Stated task: Copy verbatim the span of lines beginning at the line that contains "Read this page and output its text content." and ending with the final line of the data. Exclude pictures from the copy.

begin Data entries

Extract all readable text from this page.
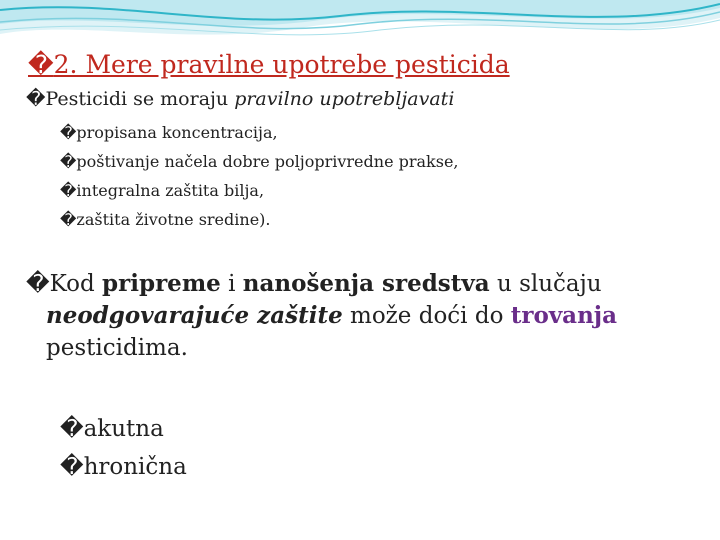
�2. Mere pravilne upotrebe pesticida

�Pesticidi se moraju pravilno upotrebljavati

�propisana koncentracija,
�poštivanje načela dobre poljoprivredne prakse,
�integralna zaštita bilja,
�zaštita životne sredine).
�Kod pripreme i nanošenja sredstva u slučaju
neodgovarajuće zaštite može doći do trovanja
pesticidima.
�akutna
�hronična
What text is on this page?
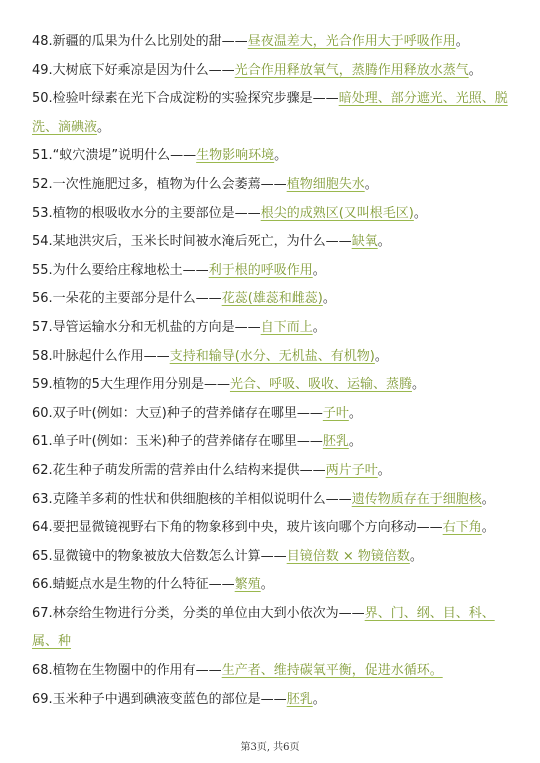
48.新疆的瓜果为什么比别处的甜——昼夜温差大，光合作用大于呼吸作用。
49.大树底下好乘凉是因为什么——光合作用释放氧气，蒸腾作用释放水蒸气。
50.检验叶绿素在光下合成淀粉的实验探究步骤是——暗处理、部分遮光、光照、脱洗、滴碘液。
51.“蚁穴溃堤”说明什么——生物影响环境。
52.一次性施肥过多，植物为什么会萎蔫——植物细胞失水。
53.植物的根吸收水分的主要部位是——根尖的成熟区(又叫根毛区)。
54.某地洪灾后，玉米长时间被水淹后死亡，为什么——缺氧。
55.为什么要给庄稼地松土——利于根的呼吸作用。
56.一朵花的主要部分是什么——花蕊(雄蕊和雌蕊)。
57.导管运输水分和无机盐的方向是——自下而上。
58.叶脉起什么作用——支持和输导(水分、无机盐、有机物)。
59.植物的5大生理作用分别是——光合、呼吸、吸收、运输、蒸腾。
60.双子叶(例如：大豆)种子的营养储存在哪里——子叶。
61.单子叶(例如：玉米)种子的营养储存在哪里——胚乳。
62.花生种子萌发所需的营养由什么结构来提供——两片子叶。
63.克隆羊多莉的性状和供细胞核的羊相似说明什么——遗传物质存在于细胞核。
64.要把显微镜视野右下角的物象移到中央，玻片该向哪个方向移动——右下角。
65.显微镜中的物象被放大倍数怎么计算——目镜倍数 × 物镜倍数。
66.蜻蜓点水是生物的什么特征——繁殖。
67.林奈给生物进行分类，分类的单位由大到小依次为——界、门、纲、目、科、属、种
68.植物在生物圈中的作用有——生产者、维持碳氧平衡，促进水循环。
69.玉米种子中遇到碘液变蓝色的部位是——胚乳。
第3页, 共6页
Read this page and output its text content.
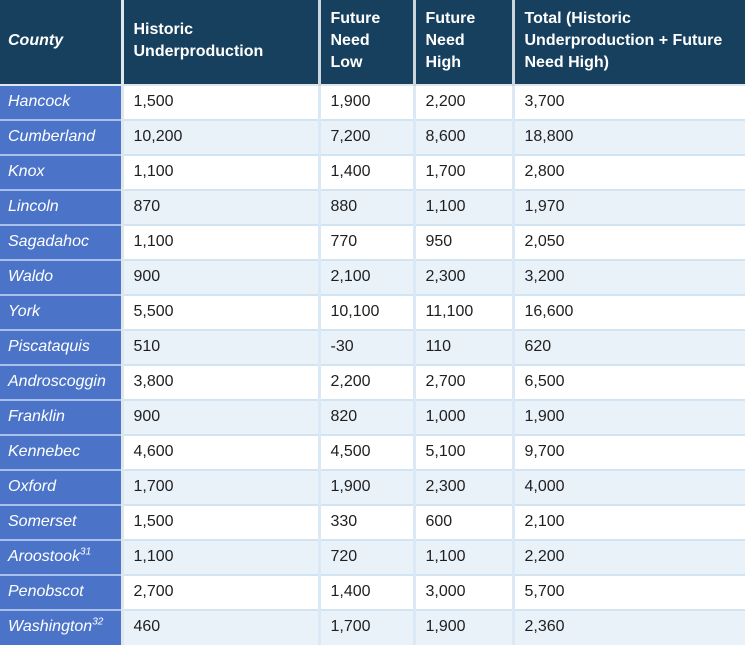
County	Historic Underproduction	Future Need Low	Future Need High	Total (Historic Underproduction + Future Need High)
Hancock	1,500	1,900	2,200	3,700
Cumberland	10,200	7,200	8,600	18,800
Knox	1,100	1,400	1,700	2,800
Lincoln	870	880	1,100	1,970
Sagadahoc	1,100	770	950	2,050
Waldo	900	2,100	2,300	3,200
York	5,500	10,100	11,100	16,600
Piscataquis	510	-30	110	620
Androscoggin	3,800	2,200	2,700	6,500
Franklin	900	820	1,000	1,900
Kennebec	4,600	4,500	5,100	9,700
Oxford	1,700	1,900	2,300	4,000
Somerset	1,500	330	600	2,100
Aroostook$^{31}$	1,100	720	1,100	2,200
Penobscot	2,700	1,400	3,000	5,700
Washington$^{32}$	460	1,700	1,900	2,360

end Data entries

The output:
Read this page and output its text content.
County	Historic Underproduction	Future Need Low	Future Need High	Total (Historic Underproduction + Future Need High)
Hancock	1,500	1,900	2,200	3,700
Cumberland	10,200	7,200	8,600	18,800
Knox	1,100	1,400	1,700	2,800
Lincoln	870	880	1,100	1,970
Sagadahoc	1,100	770	950	2,050
Waldo	900	2,100	2,300	3,200
York	5,500	10,100	11,100	16,600
Piscataquis	510	-30	110	620
Androscoggin	3,800	2,200	2,700	6,500
Franklin	900	820	1,000	1,900
Kennebec	4,600	4,500	5,100	9,700
Oxford	1,700	1,900	2,300	4,000
Somerset	1,500	330	600	2,100
Aroostook$^{31}$	1,100	720	1,100	2,200
Penobscot	2,700	1,400	3,000	5,700
Washington$^{32}$	460	1,700	1,900	2,360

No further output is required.